**TASK GOAL**
Using the listing below, report all lines holding the word "Grandes".

**Dataset entries**
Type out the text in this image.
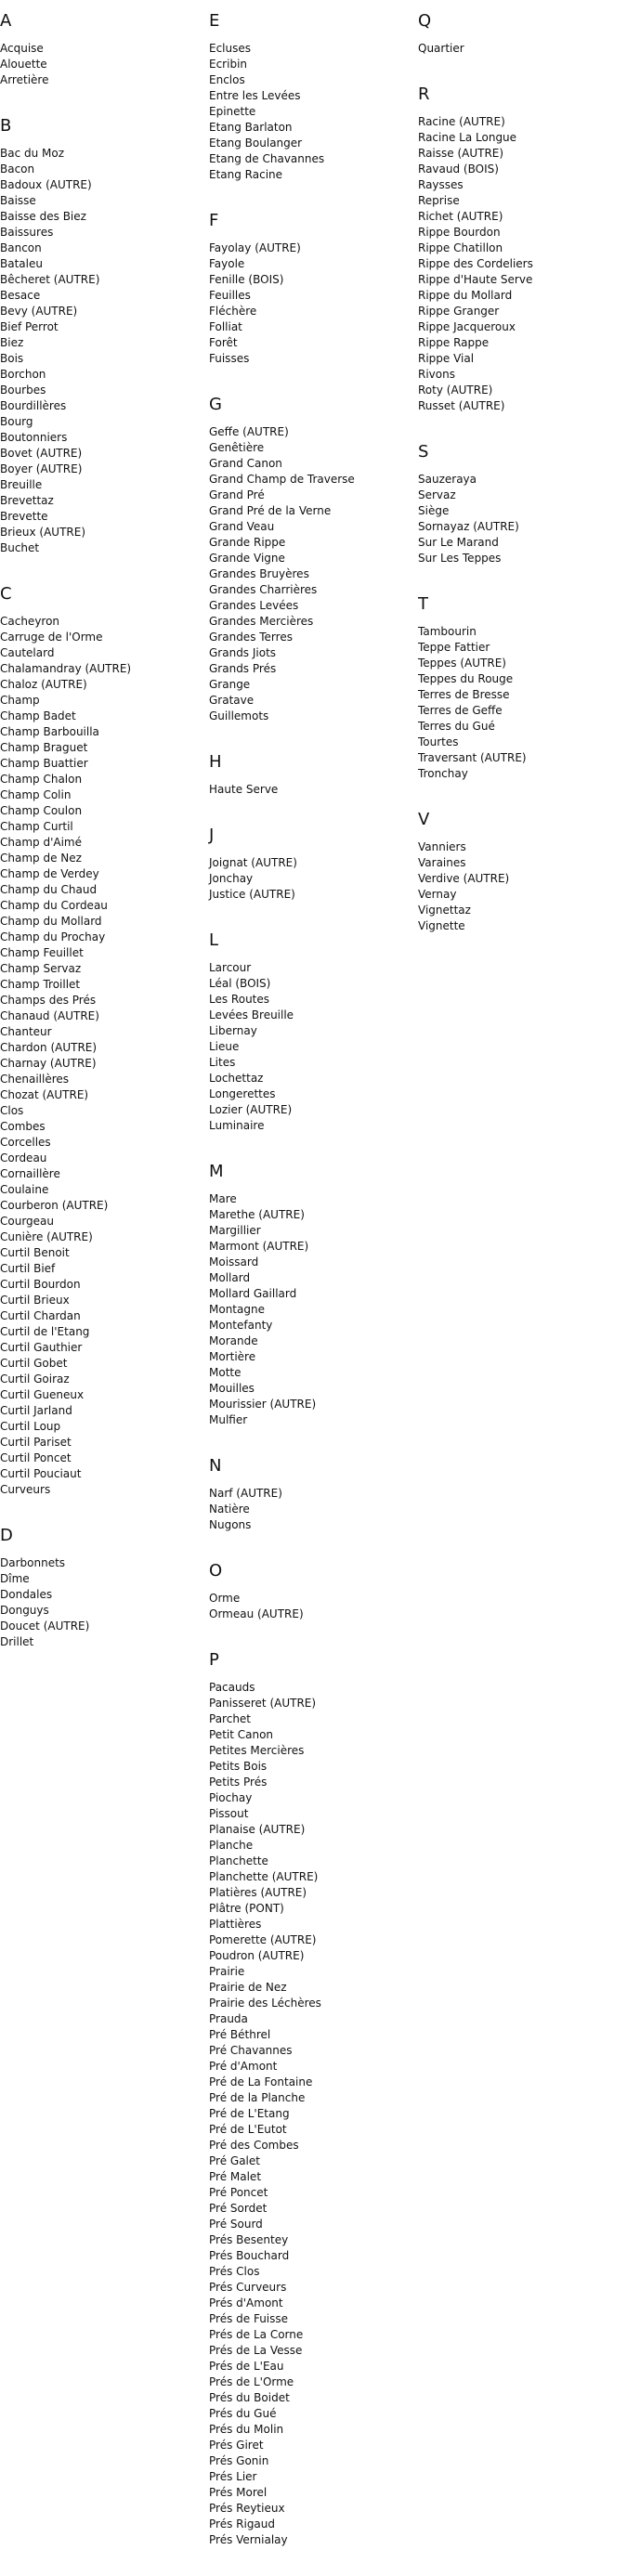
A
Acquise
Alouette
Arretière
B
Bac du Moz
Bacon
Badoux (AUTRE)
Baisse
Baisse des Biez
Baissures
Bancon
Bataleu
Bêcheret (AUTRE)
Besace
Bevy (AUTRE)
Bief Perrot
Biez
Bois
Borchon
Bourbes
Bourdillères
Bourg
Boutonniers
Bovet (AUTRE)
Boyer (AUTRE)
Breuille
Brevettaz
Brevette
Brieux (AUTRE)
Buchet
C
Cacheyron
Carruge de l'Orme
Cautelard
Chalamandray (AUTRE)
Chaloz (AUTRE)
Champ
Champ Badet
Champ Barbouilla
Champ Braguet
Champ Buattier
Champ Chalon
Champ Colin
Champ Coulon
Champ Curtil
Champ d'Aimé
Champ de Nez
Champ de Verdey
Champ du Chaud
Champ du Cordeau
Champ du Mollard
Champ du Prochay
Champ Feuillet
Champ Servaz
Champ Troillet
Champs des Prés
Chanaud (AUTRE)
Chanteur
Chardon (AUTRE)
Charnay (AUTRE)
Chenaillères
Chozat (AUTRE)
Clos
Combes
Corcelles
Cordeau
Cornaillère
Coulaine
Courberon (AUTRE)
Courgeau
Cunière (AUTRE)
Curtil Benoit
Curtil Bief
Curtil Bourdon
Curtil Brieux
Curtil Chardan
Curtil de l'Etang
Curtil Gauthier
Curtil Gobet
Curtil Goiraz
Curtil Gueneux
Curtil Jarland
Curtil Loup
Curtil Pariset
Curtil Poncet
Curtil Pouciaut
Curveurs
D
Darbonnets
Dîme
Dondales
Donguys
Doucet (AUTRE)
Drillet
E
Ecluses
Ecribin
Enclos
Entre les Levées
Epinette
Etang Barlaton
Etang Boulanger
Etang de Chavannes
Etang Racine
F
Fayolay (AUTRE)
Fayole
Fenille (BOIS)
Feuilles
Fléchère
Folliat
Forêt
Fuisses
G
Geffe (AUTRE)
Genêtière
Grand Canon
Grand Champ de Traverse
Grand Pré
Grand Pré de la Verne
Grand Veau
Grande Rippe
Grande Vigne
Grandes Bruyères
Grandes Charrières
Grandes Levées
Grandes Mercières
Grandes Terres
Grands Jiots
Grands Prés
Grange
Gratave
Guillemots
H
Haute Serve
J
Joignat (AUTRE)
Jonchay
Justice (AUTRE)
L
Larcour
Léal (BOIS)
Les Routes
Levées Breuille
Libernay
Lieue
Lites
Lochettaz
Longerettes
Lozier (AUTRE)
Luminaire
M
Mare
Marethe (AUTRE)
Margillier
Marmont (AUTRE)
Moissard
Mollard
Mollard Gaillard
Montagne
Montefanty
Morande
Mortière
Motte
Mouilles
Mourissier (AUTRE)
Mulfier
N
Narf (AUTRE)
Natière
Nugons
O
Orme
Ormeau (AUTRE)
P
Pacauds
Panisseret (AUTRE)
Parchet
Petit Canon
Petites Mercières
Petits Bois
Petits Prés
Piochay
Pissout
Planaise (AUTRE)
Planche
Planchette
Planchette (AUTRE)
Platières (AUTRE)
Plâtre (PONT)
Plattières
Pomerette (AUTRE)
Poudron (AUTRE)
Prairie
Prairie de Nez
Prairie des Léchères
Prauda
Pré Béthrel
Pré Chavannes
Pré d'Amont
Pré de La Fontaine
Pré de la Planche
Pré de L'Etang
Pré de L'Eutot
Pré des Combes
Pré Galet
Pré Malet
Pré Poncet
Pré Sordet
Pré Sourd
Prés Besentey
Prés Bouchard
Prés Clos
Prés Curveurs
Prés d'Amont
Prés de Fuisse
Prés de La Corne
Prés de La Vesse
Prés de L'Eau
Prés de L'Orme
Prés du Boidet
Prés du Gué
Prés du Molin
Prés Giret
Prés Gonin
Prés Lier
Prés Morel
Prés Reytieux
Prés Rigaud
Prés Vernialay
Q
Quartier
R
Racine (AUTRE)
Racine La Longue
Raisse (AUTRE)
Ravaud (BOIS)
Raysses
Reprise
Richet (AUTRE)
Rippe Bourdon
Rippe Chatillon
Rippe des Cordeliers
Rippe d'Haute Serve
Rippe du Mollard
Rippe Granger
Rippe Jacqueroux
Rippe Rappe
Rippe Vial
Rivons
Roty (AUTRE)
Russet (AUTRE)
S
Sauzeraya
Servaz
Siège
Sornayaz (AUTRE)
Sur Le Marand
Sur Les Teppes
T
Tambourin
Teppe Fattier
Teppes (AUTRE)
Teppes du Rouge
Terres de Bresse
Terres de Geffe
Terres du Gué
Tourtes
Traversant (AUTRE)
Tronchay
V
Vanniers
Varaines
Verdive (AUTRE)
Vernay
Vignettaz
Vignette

**ANSWER BELOW**
Grandes Bruyères
Grandes Charrières
Grandes Levées
Grandes Mercières
Grandes Terres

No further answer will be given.